• **EXERCISE AIM**: Look through the listing below and work out how many of its lines hold the word "Actas". Give only the number.

==============================

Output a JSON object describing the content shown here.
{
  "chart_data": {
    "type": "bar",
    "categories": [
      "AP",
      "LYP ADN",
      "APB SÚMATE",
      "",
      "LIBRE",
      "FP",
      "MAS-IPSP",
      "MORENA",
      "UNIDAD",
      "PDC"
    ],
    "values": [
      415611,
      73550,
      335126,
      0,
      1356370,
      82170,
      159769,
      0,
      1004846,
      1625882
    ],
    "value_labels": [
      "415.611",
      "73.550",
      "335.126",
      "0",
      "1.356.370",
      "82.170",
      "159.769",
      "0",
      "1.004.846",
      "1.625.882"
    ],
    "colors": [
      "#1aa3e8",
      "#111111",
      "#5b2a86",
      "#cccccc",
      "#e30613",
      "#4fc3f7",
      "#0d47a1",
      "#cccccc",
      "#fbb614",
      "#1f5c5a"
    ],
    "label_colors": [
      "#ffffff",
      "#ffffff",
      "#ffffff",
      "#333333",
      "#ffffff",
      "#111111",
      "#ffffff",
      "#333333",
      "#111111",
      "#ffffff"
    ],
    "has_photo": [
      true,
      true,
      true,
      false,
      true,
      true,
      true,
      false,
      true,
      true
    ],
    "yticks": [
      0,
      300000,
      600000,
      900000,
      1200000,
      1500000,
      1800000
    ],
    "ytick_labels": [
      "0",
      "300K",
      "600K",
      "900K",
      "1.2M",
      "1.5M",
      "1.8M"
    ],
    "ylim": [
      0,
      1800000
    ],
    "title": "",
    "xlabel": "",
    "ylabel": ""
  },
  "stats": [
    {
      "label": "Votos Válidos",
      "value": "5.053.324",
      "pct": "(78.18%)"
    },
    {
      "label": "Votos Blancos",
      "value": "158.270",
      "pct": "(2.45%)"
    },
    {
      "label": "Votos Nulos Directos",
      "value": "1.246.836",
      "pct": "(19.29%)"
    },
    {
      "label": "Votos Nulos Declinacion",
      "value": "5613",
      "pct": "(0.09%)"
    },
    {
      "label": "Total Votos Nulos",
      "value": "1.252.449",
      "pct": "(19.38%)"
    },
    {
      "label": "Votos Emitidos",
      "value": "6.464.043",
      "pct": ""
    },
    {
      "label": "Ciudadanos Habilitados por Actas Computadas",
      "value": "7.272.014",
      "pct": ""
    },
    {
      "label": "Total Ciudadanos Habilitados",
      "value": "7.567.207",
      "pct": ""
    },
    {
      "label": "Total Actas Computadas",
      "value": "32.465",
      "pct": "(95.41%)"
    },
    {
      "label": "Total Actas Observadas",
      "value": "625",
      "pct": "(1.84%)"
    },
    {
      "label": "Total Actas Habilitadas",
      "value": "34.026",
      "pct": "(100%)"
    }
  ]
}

==============================

• **SOLVED EXERCISE**: 4